Exercise objective:
Find every line below that contains the word "from" and copy it out.

Task input:

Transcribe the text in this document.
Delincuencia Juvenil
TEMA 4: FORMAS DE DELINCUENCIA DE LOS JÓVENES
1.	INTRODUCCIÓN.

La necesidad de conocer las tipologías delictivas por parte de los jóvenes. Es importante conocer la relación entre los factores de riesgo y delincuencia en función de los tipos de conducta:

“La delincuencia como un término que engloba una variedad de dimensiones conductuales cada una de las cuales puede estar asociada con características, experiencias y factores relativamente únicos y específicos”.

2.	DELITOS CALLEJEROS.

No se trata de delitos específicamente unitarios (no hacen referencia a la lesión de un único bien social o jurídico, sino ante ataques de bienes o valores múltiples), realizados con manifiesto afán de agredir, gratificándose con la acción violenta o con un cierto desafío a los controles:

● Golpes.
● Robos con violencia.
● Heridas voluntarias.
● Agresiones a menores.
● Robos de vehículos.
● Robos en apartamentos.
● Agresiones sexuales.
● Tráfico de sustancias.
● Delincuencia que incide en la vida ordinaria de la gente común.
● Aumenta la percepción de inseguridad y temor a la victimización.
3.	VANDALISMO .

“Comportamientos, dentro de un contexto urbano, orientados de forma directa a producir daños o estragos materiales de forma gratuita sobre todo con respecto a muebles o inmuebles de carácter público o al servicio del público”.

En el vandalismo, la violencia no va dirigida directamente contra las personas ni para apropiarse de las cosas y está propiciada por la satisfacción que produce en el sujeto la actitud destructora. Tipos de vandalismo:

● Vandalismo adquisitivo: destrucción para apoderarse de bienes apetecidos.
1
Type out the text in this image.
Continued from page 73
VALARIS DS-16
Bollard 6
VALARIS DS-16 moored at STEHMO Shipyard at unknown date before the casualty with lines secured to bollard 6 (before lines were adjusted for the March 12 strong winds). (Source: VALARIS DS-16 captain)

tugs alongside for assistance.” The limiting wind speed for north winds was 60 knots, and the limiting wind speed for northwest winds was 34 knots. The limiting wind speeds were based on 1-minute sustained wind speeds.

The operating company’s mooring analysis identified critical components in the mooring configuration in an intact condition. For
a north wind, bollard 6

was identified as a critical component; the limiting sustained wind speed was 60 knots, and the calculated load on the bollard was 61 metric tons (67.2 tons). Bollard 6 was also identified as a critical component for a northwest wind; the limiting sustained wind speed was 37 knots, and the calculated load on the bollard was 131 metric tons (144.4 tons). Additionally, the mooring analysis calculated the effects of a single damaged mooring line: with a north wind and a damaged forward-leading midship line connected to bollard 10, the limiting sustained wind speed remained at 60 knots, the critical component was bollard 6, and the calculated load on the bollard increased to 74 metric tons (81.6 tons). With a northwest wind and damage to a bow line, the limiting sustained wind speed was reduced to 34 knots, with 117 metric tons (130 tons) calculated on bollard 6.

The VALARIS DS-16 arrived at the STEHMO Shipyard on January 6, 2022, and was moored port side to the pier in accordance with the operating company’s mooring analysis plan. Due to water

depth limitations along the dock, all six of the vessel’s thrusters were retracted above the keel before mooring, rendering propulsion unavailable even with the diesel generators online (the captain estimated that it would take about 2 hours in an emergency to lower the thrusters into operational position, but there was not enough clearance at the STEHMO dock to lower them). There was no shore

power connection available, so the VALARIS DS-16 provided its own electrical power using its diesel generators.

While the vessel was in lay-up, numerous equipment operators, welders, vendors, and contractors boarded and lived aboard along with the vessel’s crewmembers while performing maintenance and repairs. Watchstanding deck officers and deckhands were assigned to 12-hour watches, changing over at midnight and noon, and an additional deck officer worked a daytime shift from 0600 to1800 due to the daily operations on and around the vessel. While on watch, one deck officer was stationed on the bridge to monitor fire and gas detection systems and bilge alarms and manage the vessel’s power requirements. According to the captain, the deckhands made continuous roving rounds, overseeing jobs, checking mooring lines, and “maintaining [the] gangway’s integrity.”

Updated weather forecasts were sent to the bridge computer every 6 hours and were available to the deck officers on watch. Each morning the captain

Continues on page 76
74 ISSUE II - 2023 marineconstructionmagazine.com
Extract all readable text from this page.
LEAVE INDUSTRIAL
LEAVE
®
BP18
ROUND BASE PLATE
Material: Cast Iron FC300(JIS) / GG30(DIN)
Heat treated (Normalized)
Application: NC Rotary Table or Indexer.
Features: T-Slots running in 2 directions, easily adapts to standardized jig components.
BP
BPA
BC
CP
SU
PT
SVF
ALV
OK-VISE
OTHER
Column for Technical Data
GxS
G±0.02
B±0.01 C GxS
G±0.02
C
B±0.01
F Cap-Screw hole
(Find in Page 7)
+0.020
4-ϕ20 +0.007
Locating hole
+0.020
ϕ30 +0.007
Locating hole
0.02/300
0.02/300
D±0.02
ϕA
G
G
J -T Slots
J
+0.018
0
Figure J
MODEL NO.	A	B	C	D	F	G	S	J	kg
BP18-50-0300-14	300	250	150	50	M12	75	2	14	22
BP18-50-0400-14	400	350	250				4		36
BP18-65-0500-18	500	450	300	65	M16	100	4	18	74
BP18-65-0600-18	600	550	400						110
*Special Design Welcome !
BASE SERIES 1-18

Solution for this exercise:
Continued from page 73
While the vessel was in lay-up, numerous equipment operators, welders, vendors, and contractors boarded and lived aboard along with the vessel’s crewmembers while performing maintenance and repairs. Watchstanding deck officers and deckhands were assigned to 12-hour watches, changing over at midnight and noon, and an additional deck officer worked a daytime shift from 0600 to1800 due to the daily operations on and around the vessel. While on watch, one deck officer was stationed on the bridge to monitor fire and gas detection systems and bilge alarms and manage the vessel’s power requirements. According to the captain, the deckhands made continuous roving rounds, overseeing jobs, checking mooring lines, and “maintaining [the] gangway’s integrity.”
Extract all readable text from this page.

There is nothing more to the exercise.